Given problem:
Search the records for "JSON" and copy each line that holds it.

---

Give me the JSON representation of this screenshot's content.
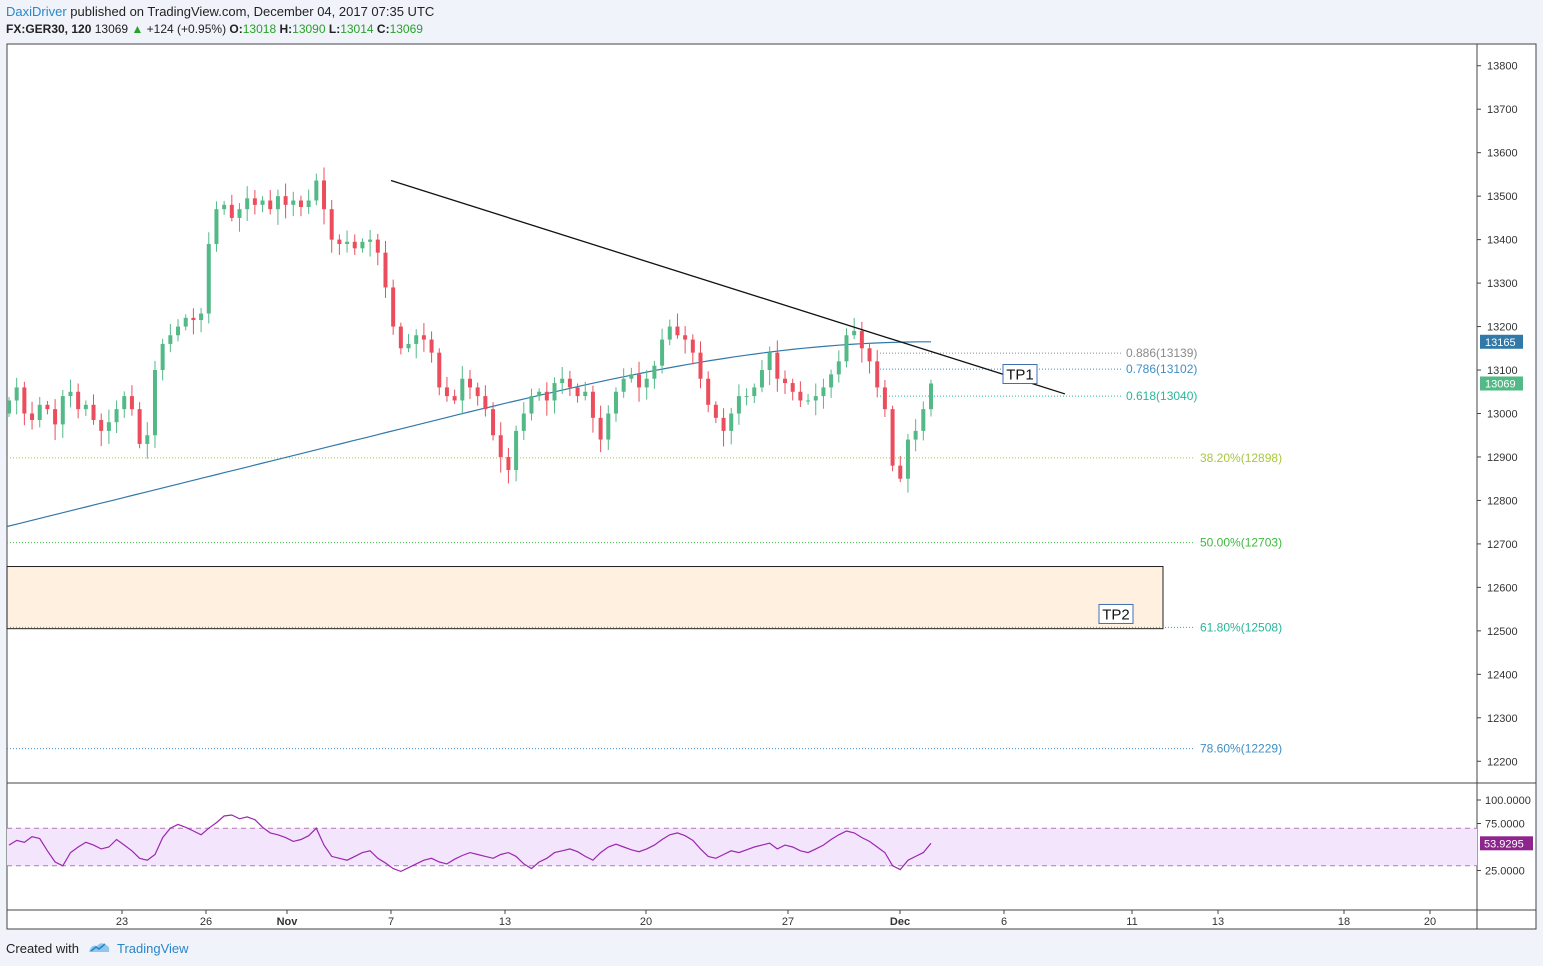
{
  "header": {
    "author": "DaxiDriver",
    "published": "published on TradingView.com, December 04, 2017 07:35 UTC",
    "symbol": "FX:GER30, 120",
    "last": "13069",
    "change": "+124 (+0.95%)",
    "o_label": "O:",
    "o_value": "13018",
    "h_label": "H:",
    "h_value": "13090",
    "l_label": "L:",
    "l_value": "13014",
    "c_label": "C:",
    "c_value": "13069"
  },
  "footer": {
    "created": "Created with",
    "brand": "TradingView"
  },
  "colors": {
    "up": "#53b987",
    "down": "#eb4d5c",
    "ma": "#3179a8",
    "rsi": "#9c27b0",
    "rsi_band": "#f3e5fb",
    "zone": "#fff0e0"
  },
  "chart_data": {
    "type": "candlestick",
    "price_axis": {
      "min": 12150,
      "max": 13850,
      "ticks": [
        "13800",
        "13700",
        "13600",
        "13500",
        "13400",
        "13300",
        "13200",
        "13100",
        "13000",
        "12900",
        "12800",
        "12700",
        "12600",
        "12500",
        "12400",
        "12300",
        "12200"
      ]
    },
    "time_axis": {
      "labels": [
        "23",
        "26",
        "Nov",
        "7",
        "13",
        "20",
        "27",
        "Dec",
        "6",
        "11",
        "13",
        "18",
        "20"
      ],
      "bold": [
        "Nov",
        "Dec"
      ]
    },
    "price_labels": {
      "ma": "13165",
      "last": "13069"
    },
    "fib_levels": [
      {
        "label": "0.886(13139)",
        "price": 13139,
        "color": "#8a8a8a"
      },
      {
        "label": "0.786(13102)",
        "price": 13102,
        "color": "#3f8fc6"
      },
      {
        "label": "0.618(13040)",
        "price": 13040,
        "color": "#2bb59a"
      },
      {
        "label": "38.20%(12898)",
        "price": 12898,
        "color": "#a8c83c"
      },
      {
        "label": "50.00%(12703)",
        "price": 12703,
        "color": "#3fbb3f"
      },
      {
        "label": "61.80%(12508)",
        "price": 12508,
        "color": "#2bb59a"
      },
      {
        "label": "78.60%(12229)",
        "price": 12229,
        "color": "#3f8fc6"
      }
    ],
    "annotations": [
      {
        "label": "TP1",
        "price": 13092
      },
      {
        "label": "TP2",
        "price": 12540
      }
    ],
    "zone": {
      "top": 12648,
      "bottom": 12505
    },
    "trendline": {
      "from_price": 13536,
      "to_price": 13045
    },
    "candles_anchor_closes": [
      13030,
      13060,
      13000,
      12985,
      13020,
      13010,
      12975,
      13040,
      13050,
      13010,
      13020,
      12985,
      12960,
      12980,
      13010,
      13040,
      13010,
      12930,
      12950,
      13100,
      13160,
      13180,
      13200,
      13220,
      13215,
      13230,
      13390,
      13470,
      13480,
      13450,
      13470,
      13495,
      13480,
      13490,
      13470,
      13500,
      13480,
      13490,
      13475,
      13490,
      13536,
      13470,
      13400,
      13390,
      13395,
      13380,
      13395,
      13400,
      13370,
      13290,
      13200,
      13150,
      13160,
      13180,
      13170,
      13140,
      13060,
      13040,
      13030,
      13080,
      13060,
      13040,
      13010,
      12950,
      12900,
      12870,
      12960,
      13000,
      13040,
      13050,
      13030,
      13070,
      13080,
      13060,
      13040,
      13050,
      12990,
      12940,
      13000,
      13050,
      13080,
      13090,
      13060,
      13080,
      13110,
      13170,
      13200,
      13180,
      13170,
      13140,
      13080,
      13020,
      12990,
      12960,
      13000,
      13040,
      13040,
      13060,
      13100,
      13140,
      13080,
      13070,
      13050,
      13030,
      13030,
      13040,
      13060,
      13090,
      13120,
      13180,
      13190,
      13150,
      13120,
      13060,
      13010,
      12880,
      12850,
      12940,
      12960,
      13010,
      13069
    ],
    "ma_start": 12740,
    "ma_end": 13165,
    "rsi": {
      "ticks": [
        "100.0000",
        "75.0000",
        "25.0000"
      ],
      "last": "53.9295",
      "upper": 70,
      "lower": 30,
      "values": [
        52,
        57,
        55,
        61,
        59,
        46,
        34,
        30,
        44,
        50,
        55,
        52,
        48,
        50,
        58,
        52,
        46,
        38,
        36,
        42,
        60,
        70,
        74,
        71,
        67,
        63,
        70,
        76,
        83,
        84,
        80,
        82,
        79,
        71,
        65,
        63,
        60,
        56,
        58,
        62,
        70,
        52,
        40,
        38,
        36,
        40,
        44,
        46,
        38,
        33,
        27,
        24,
        28,
        32,
        36,
        38,
        34,
        32,
        37,
        41,
        44,
        42,
        40,
        38,
        42,
        44,
        40,
        32,
        27,
        34,
        38,
        44,
        46,
        48,
        45,
        40,
        36,
        44,
        50,
        53,
        50,
        47,
        45,
        48,
        52,
        58,
        63,
        65,
        62,
        57,
        48,
        40,
        38,
        42,
        46,
        44,
        47,
        50,
        52,
        54,
        48,
        52,
        50,
        46,
        44,
        48,
        52,
        58,
        63,
        67,
        65,
        60,
        56,
        50,
        44,
        30,
        26,
        36,
        40,
        44,
        53.93
      ]
    }
  }
}
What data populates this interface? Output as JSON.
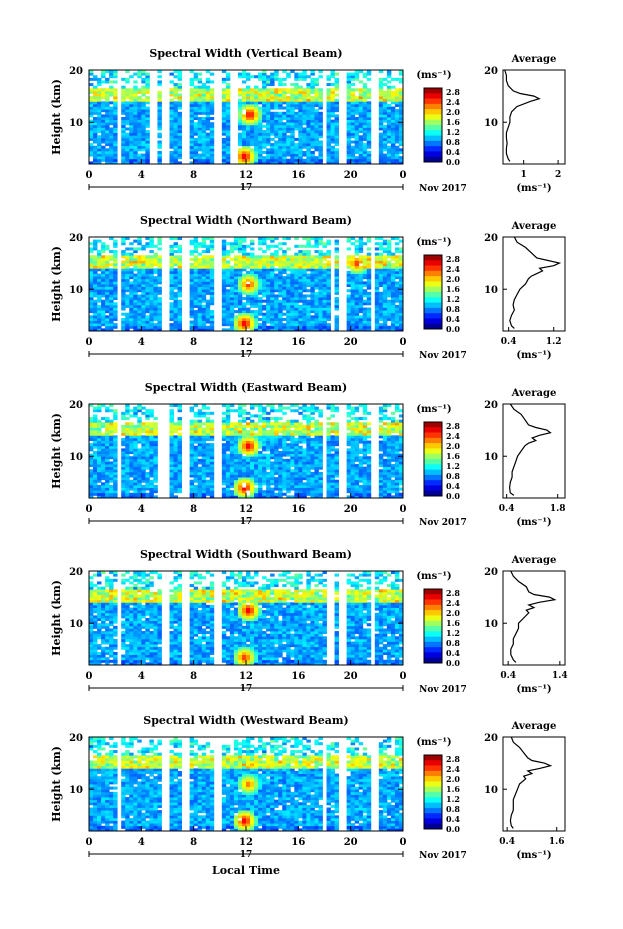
{
  "chart_data": [
    {
      "type": "heatmap",
      "title": "Spectral Width (Vertical Beam)",
      "ylabel": "Height (km)",
      "ylim": [
        2,
        20
      ],
      "yticks": [
        10,
        20
      ],
      "x": [
        0,
        4,
        8,
        12,
        16,
        20,
        0
      ],
      "day_label": "17",
      "date_label": "Nov 2017",
      "colorbar": {
        "unit": "(ms⁻¹)",
        "ticks": [
          "2.8",
          "2.4",
          "2.0",
          "1.6",
          "1.2",
          "0.8",
          "0.4",
          "0.0"
        ]
      },
      "gaps_hours": [
        2.3,
        5.0,
        5.8,
        7.5,
        9.8,
        11.0,
        18.0,
        19.3,
        21.8
      ],
      "hotspots": [
        {
          "hour": 12.3,
          "height_km": 11.5,
          "value": 2.8
        },
        {
          "hour": 11.9,
          "height_km": 3.5,
          "value": 2.8
        }
      ],
      "profile": {
        "title": "Average",
        "xlabel": "(ms⁻¹)",
        "xticks": [
          "1",
          "2"
        ],
        "xlim": [
          0.4,
          2.2
        ],
        "ylim": [
          2,
          20
        ],
        "yticks": [
          10,
          20
        ],
        "height_km": [
          2.5,
          3,
          4,
          5,
          6,
          7,
          8,
          9,
          10,
          11,
          12,
          13,
          14,
          14.5,
          15,
          15.5,
          16,
          17,
          18,
          19,
          20
        ],
        "values": [
          0.6,
          0.55,
          0.5,
          0.5,
          0.52,
          0.5,
          0.5,
          0.55,
          0.6,
          0.6,
          0.65,
          0.8,
          1.2,
          1.45,
          1.3,
          0.9,
          0.7,
          0.55,
          0.5,
          0.5,
          0.45
        ]
      }
    },
    {
      "type": "heatmap",
      "title": "Spectral Width (Northward Beam)",
      "ylabel": "Height (km)",
      "ylim": [
        2,
        20
      ],
      "yticks": [
        10,
        20
      ],
      "x": [
        0,
        4,
        8,
        12,
        16,
        20,
        0
      ],
      "day_label": "17",
      "date_label": "Nov 2017",
      "colorbar": {
        "unit": "(ms⁻¹)",
        "ticks": [
          "2.8",
          "2.4",
          "2.0",
          "1.6",
          "1.2",
          "0.8",
          "0.4",
          "0.0"
        ]
      },
      "gaps_hours": [
        2.3,
        5.8,
        7.5,
        9.8,
        18.6,
        19.3,
        21.7
      ],
      "hotspots": [
        {
          "hour": 12.2,
          "height_km": 11.0,
          "value": 2.6
        },
        {
          "hour": 11.9,
          "height_km": 3.5,
          "value": 2.8
        },
        {
          "hour": 20.5,
          "height_km": 15.0,
          "value": 2.6
        }
      ],
      "profile": {
        "title": "Average",
        "xlabel": "(ms⁻¹)",
        "xticks": [
          "0.4",
          "1.2"
        ],
        "xlim": [
          0.3,
          1.4
        ],
        "ylim": [
          2,
          20
        ],
        "yticks": [
          10,
          20
        ],
        "height_km": [
          2.5,
          3,
          4,
          5,
          6,
          7,
          8,
          9,
          10,
          11,
          12,
          12.5,
          13,
          13.5,
          14,
          14.5,
          15,
          15.5,
          16,
          17,
          18,
          19,
          20
        ],
        "values": [
          0.5,
          0.45,
          0.42,
          0.45,
          0.5,
          0.48,
          0.5,
          0.55,
          0.6,
          0.7,
          0.75,
          0.8,
          0.9,
          1.0,
          0.95,
          1.2,
          1.3,
          1.1,
          0.9,
          0.8,
          0.7,
          0.55,
          0.5
        ]
      }
    },
    {
      "type": "heatmap",
      "title": "Spectral Width (Eastward Beam)",
      "ylabel": "Height (km)",
      "ylim": [
        2,
        20
      ],
      "yticks": [
        10,
        20
      ],
      "x": [
        0,
        4,
        8,
        12,
        16,
        20,
        0
      ],
      "day_label": "17",
      "date_label": "Nov 2017",
      "colorbar": {
        "unit": "(ms⁻¹)",
        "ticks": [
          "2.8",
          "2.4",
          "2.0",
          "1.6",
          "1.2",
          "0.8",
          "0.4",
          "0.0"
        ]
      },
      "gaps_hours": [
        2.3,
        5.5,
        5.9,
        7.5,
        9.8,
        18.0,
        19.4,
        21.8
      ],
      "hotspots": [
        {
          "hour": 12.2,
          "height_km": 12.0,
          "value": 2.8
        },
        {
          "hour": 11.9,
          "height_km": 4.0,
          "value": 2.8
        }
      ],
      "profile": {
        "title": "Average",
        "xlabel": "(ms⁻¹)",
        "xticks": [
          "0.4",
          "1.8"
        ],
        "xlim": [
          0.3,
          2.0
        ],
        "ylim": [
          2,
          20
        ],
        "yticks": [
          10,
          20
        ],
        "height_km": [
          2.5,
          3,
          4,
          5,
          6,
          7,
          8,
          9,
          10,
          11,
          12,
          12.5,
          13,
          13.5,
          14,
          14.5,
          15,
          15.5,
          16,
          17,
          18,
          19,
          20
        ],
        "values": [
          0.6,
          0.5,
          0.48,
          0.5,
          0.55,
          0.55,
          0.6,
          0.65,
          0.7,
          0.8,
          0.9,
          1.0,
          1.2,
          1.1,
          1.3,
          1.6,
          1.5,
          1.2,
          1.0,
          0.9,
          0.8,
          0.6,
          0.5
        ]
      }
    },
    {
      "type": "heatmap",
      "title": "Spectral Width (Southward Beam)",
      "ylabel": "Height (km)",
      "ylim": [
        2,
        20
      ],
      "yticks": [
        10,
        20
      ],
      "x": [
        0,
        4,
        8,
        12,
        16,
        20,
        0
      ],
      "day_label": "17",
      "date_label": "Nov 2017",
      "colorbar": {
        "unit": "(ms⁻¹)",
        "ticks": [
          "2.8",
          "2.4",
          "2.0",
          "1.6",
          "1.2",
          "0.8",
          "0.4",
          "0.0"
        ]
      },
      "gaps_hours": [
        2.3,
        5.8,
        7.5,
        9.8,
        18.5,
        19.4,
        21.7
      ],
      "hotspots": [
        {
          "hour": 12.2,
          "height_km": 12.5,
          "value": 2.8
        },
        {
          "hour": 11.9,
          "height_km": 3.5,
          "value": 2.6
        }
      ],
      "profile": {
        "title": "Average",
        "xlabel": "(ms⁻¹)",
        "xticks": [
          "0.4",
          "1.4"
        ],
        "xlim": [
          0.3,
          1.5
        ],
        "ylim": [
          2,
          20
        ],
        "yticks": [
          10,
          20
        ],
        "height_km": [
          2.5,
          3,
          4,
          5,
          6,
          7,
          8,
          9,
          10,
          11,
          12,
          12.5,
          13,
          13.5,
          14,
          14.5,
          15,
          15.5,
          16,
          17,
          18,
          19,
          20
        ],
        "values": [
          0.55,
          0.5,
          0.45,
          0.45,
          0.5,
          0.5,
          0.55,
          0.6,
          0.6,
          0.7,
          0.8,
          0.75,
          0.9,
          0.8,
          1.0,
          1.3,
          1.2,
          0.9,
          0.8,
          0.75,
          0.6,
          0.5,
          0.45
        ]
      }
    },
    {
      "type": "heatmap",
      "title": "Spectral Width (Westward Beam)",
      "ylabel": "Height (km)",
      "ylim": [
        2,
        20
      ],
      "yticks": [
        10,
        20
      ],
      "x": [
        0,
        4,
        8,
        12,
        16,
        20,
        0
      ],
      "day_label": "17",
      "date_label": "Nov 2017",
      "xlabel": "Local Time",
      "colorbar": {
        "unit": "(ms⁻¹)",
        "ticks": [
          "2.8",
          "2.4",
          "2.0",
          "1.6",
          "1.2",
          "0.8",
          "0.4",
          "0.0"
        ]
      },
      "gaps_hours": [
        2.3,
        5.9,
        7.5,
        9.8,
        18.0,
        19.5,
        21.8
      ],
      "hotspots": [
        {
          "hour": 12.2,
          "height_km": 11.0,
          "value": 2.4
        },
        {
          "hour": 11.9,
          "height_km": 4.0,
          "value": 2.8
        }
      ],
      "profile": {
        "title": "Average",
        "xlabel": "(ms⁻¹)",
        "xticks": [
          "0.4",
          "1.6"
        ],
        "xlim": [
          0.3,
          1.8
        ],
        "ylim": [
          2,
          20
        ],
        "yticks": [
          10,
          20
        ],
        "height_km": [
          2.5,
          3,
          4,
          5,
          6,
          7,
          8,
          9,
          10,
          11,
          12,
          12.5,
          13,
          13.5,
          14,
          14.5,
          15,
          15.5,
          16,
          17,
          18,
          19,
          20
        ],
        "values": [
          0.55,
          0.5,
          0.48,
          0.5,
          0.55,
          0.55,
          0.55,
          0.6,
          0.65,
          0.7,
          0.85,
          0.8,
          1.0,
          0.9,
          1.2,
          1.45,
          1.3,
          1.0,
          0.9,
          0.8,
          0.7,
          0.55,
          0.5
        ]
      }
    }
  ]
}
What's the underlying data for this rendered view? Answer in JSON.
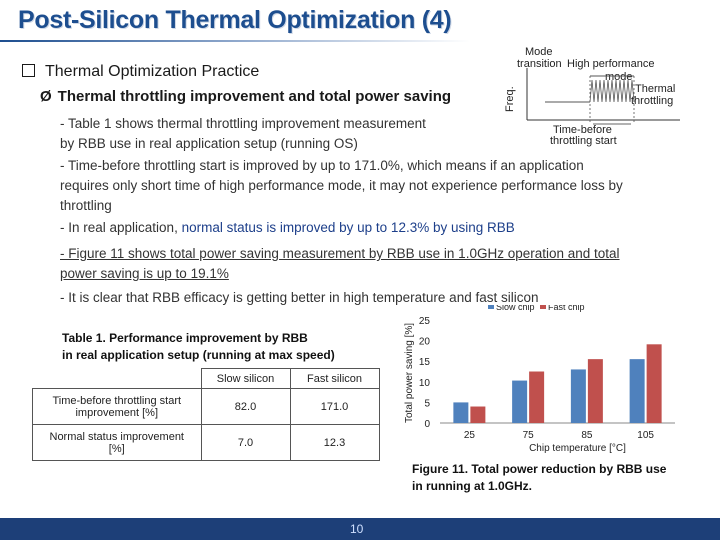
{
  "title": "Post-Silicon Thermal Optimization (4)",
  "bullet1": "Thermal Optimization Practice",
  "bullet2": "Thermal throttling improvement and total power saving",
  "arrow_glyph": "Ø",
  "para1_line1": "- Table 1 shows thermal throttling improvement measurement",
  "para1_line2": "by RBB use in real application setup (running OS)",
  "para2_line1": "- Time-before throttling start is improved by up to 171.0%, which means if an application",
  "para2_line2": "requires only short time of high performance mode, it may not experience performance loss by",
  "para2_line3": "throttling",
  "para3_prefix": "- In real application,",
  "para3_highlight": "normal status is improved by up to 12.3% by using RBB",
  "para4_line1": "- Figure 11 shows total power saving measurement by RBB use in 1.0GHz operation and total",
  "para4_line2": "power saving is up to 19.1%",
  "para5": "- It is clear that RBB efficacy is getting better in high temperature and fast silicon",
  "diagram": {
    "ylabel": "Freq.",
    "mode_transition": [
      "Mode",
      "transition"
    ],
    "high_perf": [
      "High performance",
      "mode"
    ],
    "thermal_throttling": [
      "Thermal",
      "throttling"
    ],
    "time_before": [
      "Time-before",
      "throttling start"
    ]
  },
  "table": {
    "caption_line1": "Table 1. Performance improvement by RBB",
    "caption_line2": "in real application setup (running at max speed)",
    "headers": [
      "",
      "Slow silicon",
      "Fast silicon"
    ],
    "rows": [
      {
        "label_line1": "Time-before throttling start",
        "label_line2": "improvement [%]",
        "slow": "82.0",
        "fast": "171.0"
      },
      {
        "label_line1": "Normal status improvement",
        "label_line2": "[%]",
        "slow": "7.0",
        "fast": "12.3"
      }
    ]
  },
  "chart_data": {
    "type": "bar",
    "categories": [
      "25",
      "75",
      "85",
      "105"
    ],
    "series": [
      {
        "name": "Slow chip",
        "values": [
          5.0,
          10.3,
          13.0,
          15.5
        ],
        "color": "#4f81bd"
      },
      {
        "name": "Fast chip",
        "values": [
          4.0,
          12.5,
          15.5,
          19.1
        ],
        "color": "#c0504d"
      }
    ],
    "ylabel": "Total power saving [%]",
    "xlabel": "Chip temperature [°C]",
    "ylim": [
      0,
      25
    ],
    "yticks": [
      "0",
      "5",
      "10",
      "15",
      "20",
      "25"
    ],
    "legend_position": "top-right",
    "grid": false
  },
  "figure_caption_line1": "Figure 11. Total power reduction by RBB use",
  "figure_caption_line2": "in running at 1.0GHz.",
  "page_number": "10"
}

---

Exercise answer:
Give me the JSON representation of this screenshot's content.
What data populates this interface? Output as JSON.
What's the underlying data for this rendered view? Answer in JSON.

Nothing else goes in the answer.